§ **The exercise**: Below are records to repeat exactly. Omit the pictures from the copy.

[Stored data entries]

* * * * *

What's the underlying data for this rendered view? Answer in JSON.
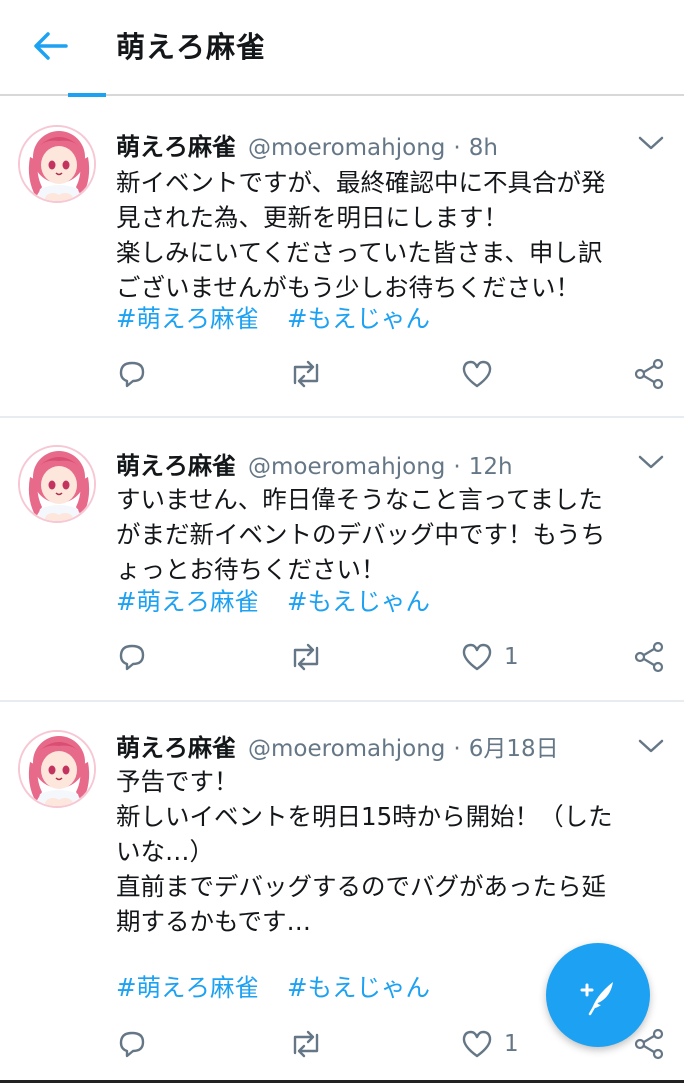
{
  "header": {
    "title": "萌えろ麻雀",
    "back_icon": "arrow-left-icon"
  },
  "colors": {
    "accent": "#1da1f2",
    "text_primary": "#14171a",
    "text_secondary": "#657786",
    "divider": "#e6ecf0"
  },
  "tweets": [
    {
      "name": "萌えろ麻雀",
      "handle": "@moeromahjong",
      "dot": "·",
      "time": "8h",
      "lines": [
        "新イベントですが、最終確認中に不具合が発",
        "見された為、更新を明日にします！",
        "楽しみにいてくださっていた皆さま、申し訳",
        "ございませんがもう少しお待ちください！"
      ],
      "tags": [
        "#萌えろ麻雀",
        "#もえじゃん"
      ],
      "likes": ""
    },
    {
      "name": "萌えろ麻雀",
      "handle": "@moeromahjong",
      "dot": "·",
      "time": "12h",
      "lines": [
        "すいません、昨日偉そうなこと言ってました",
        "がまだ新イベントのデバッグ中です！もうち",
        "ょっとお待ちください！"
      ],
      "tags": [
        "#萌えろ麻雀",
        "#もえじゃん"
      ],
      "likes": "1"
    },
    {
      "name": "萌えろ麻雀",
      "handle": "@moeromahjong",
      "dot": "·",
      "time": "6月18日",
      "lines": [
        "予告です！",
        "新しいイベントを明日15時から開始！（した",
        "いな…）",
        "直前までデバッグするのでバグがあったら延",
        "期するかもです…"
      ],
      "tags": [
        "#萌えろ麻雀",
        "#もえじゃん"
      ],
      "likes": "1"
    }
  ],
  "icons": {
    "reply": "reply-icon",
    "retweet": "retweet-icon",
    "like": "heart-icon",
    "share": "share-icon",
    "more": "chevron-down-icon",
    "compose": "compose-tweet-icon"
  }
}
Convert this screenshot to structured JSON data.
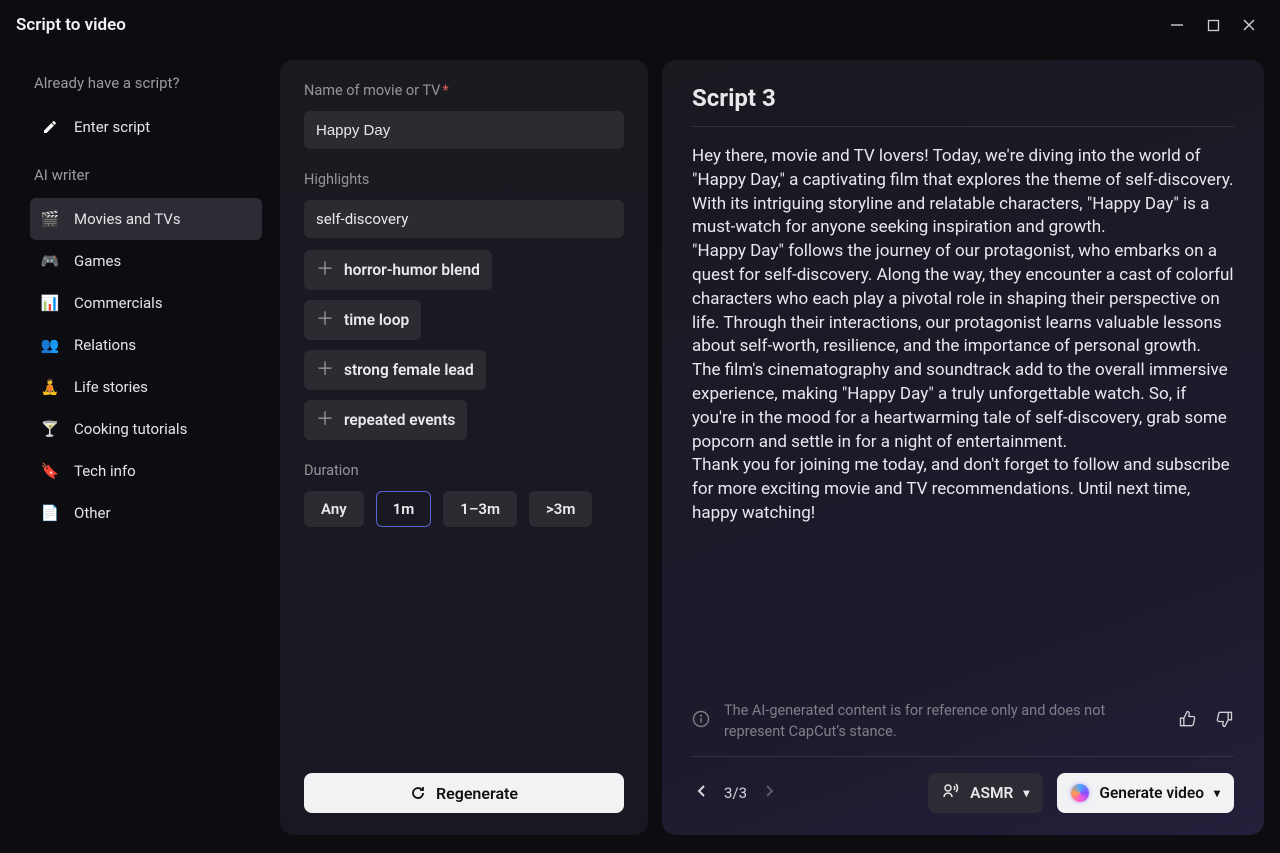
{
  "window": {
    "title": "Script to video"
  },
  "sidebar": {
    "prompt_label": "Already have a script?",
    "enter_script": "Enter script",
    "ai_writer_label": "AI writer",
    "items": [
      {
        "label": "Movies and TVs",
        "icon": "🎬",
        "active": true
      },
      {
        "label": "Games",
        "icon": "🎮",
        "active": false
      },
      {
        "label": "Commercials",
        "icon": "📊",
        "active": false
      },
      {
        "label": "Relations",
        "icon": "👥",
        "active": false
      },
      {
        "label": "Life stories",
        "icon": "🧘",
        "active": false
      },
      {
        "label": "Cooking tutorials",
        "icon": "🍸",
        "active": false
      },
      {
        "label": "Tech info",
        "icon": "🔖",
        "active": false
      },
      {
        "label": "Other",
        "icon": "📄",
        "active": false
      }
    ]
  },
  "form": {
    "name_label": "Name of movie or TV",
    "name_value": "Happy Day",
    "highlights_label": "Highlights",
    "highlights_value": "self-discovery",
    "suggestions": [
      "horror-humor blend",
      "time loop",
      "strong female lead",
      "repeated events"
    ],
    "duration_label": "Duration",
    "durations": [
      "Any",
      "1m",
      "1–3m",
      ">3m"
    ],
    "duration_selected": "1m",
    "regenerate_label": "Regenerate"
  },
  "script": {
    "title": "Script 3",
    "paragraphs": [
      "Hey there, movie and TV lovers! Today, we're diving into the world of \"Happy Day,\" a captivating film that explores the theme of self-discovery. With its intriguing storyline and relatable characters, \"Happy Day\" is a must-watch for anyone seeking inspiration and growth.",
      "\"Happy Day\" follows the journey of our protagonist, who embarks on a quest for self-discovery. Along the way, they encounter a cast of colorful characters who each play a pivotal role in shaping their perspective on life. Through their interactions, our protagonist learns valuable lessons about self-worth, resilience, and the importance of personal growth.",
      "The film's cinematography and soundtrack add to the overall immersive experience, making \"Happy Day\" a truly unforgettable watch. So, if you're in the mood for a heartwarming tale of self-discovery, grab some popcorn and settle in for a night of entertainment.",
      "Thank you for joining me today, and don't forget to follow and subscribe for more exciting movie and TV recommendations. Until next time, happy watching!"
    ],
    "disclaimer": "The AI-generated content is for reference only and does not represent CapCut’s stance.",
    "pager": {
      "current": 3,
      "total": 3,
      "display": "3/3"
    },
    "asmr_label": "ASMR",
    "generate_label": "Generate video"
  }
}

* * * * *

§ **Problem solution**:
What's the underlying data for this rendered view? Answer in JSON.
{
  "header": {
    "title": "萌えろ麻雀",
    "back_icon": "arrow-left-icon"
  },
  "colors": {
    "accent": "#1da1f2",
    "text_primary": "#14171a",
    "text_secondary": "#657786",
    "divider": "#e6ecf0"
  },
  "tweets": [
    {
      "name": "萌えろ麻雀",
      "handle": "@moeromahjong",
      "dot": "·",
      "time": "8h",
      "lines": [
        "新イベントですが、最終確認中に不具合が発",
        "見された為、更新を明日にします！",
        "楽しみにいてくださっていた皆さま、申し訳",
        "ございませんがもう少しお待ちください！"
      ],
      "tags": [
        "#萌えろ麻雀",
        "#もえじゃん"
      ],
      "likes": ""
    },
    {
      "name": "萌えろ麻雀",
      "handle": "@moeromahjong",
      "dot": "·",
      "time": "12h",
      "lines": [
        "すいません、昨日偉そうなこと言ってました",
        "がまだ新イベントのデバッグ中です！もうち",
        "ょっとお待ちください！"
      ],
      "tags": [
        "#萌えろ麻雀",
        "#もえじゃん"
      ],
      "likes": "1"
    },
    {
      "name": "萌えろ麻雀",
      "handle": "@moeromahjong",
      "dot": "·",
      "time": "6月18日",
      "lines": [
        "予告です！",
        "新しいイベントを明日15時から開始！（した",
        "いな…）",
        "直前までデバッグするのでバグがあったら延",
        "期するかもです…"
      ],
      "tags": [
        "#萌えろ麻雀",
        "#もえじゃん"
      ],
      "likes": "1"
    }
  ],
  "icons": {
    "reply": "reply-icon",
    "retweet": "retweet-icon",
    "like": "heart-icon",
    "share": "share-icon",
    "more": "chevron-down-icon",
    "compose": "compose-tweet-icon"
  }
}
Convert this screenshot to structured JSON data.
{
  "window": {
    "title": "Script to video"
  },
  "sidebar": {
    "prompt_label": "Already have a script?",
    "enter_script": "Enter script",
    "ai_writer_label": "AI writer",
    "items": [
      {
        "label": "Movies and TVs",
        "icon": "🎬",
        "active": true
      },
      {
        "label": "Games",
        "icon": "🎮",
        "active": false
      },
      {
        "label": "Commercials",
        "icon": "📊",
        "active": false
      },
      {
        "label": "Relations",
        "icon": "👥",
        "active": false
      },
      {
        "label": "Life stories",
        "icon": "🧘",
        "active": false
      },
      {
        "label": "Cooking tutorials",
        "icon": "🍸",
        "active": false
      },
      {
        "label": "Tech info",
        "icon": "🔖",
        "active": false
      },
      {
        "label": "Other",
        "icon": "📄",
        "active": false
      }
    ]
  },
  "form": {
    "name_label": "Name of movie or TV",
    "name_value": "Happy Day",
    "highlights_label": "Highlights",
    "highlights_value": "self-discovery",
    "suggestions": [
      "horror-humor blend",
      "time loop",
      "strong female lead",
      "repeated events"
    ],
    "duration_label": "Duration",
    "durations": [
      "Any",
      "1m",
      "1–3m",
      ">3m"
    ],
    "duration_selected": "1m",
    "regenerate_label": "Regenerate"
  },
  "script": {
    "title": "Script 3",
    "paragraphs": [
      "Hey there, movie and TV lovers! Today, we're diving into the world of \"Happy Day,\" a captivating film that explores the theme of self-discovery. With its intriguing storyline and relatable characters, \"Happy Day\" is a must-watch for anyone seeking inspiration and growth.",
      "\"Happy Day\" follows the journey of our protagonist, who embarks on a quest for self-discovery. Along the way, they encounter a cast of colorful characters who each play a pivotal role in shaping their perspective on life. Through their interactions, our protagonist learns valuable lessons about self-worth, resilience, and the importance of personal growth.",
      "The film's cinematography and soundtrack add to the overall immersive experience, making \"Happy Day\" a truly unforgettable watch. So, if you're in the mood for a heartwarming tale of self-discovery, grab some popcorn and settle in for a night of entertainment.",
      "Thank you for joining me today, and don't forget to follow and subscribe for more exciting movie and TV recommendations. Until next time, happy watching!"
    ],
    "disclaimer": "The AI-generated content is for reference only and does not represent CapCut’s stance.",
    "pager": {
      "current": 3,
      "total": 3,
      "display": "3/3"
    },
    "asmr_label": "ASMR",
    "generate_label": "Generate video"
  }
}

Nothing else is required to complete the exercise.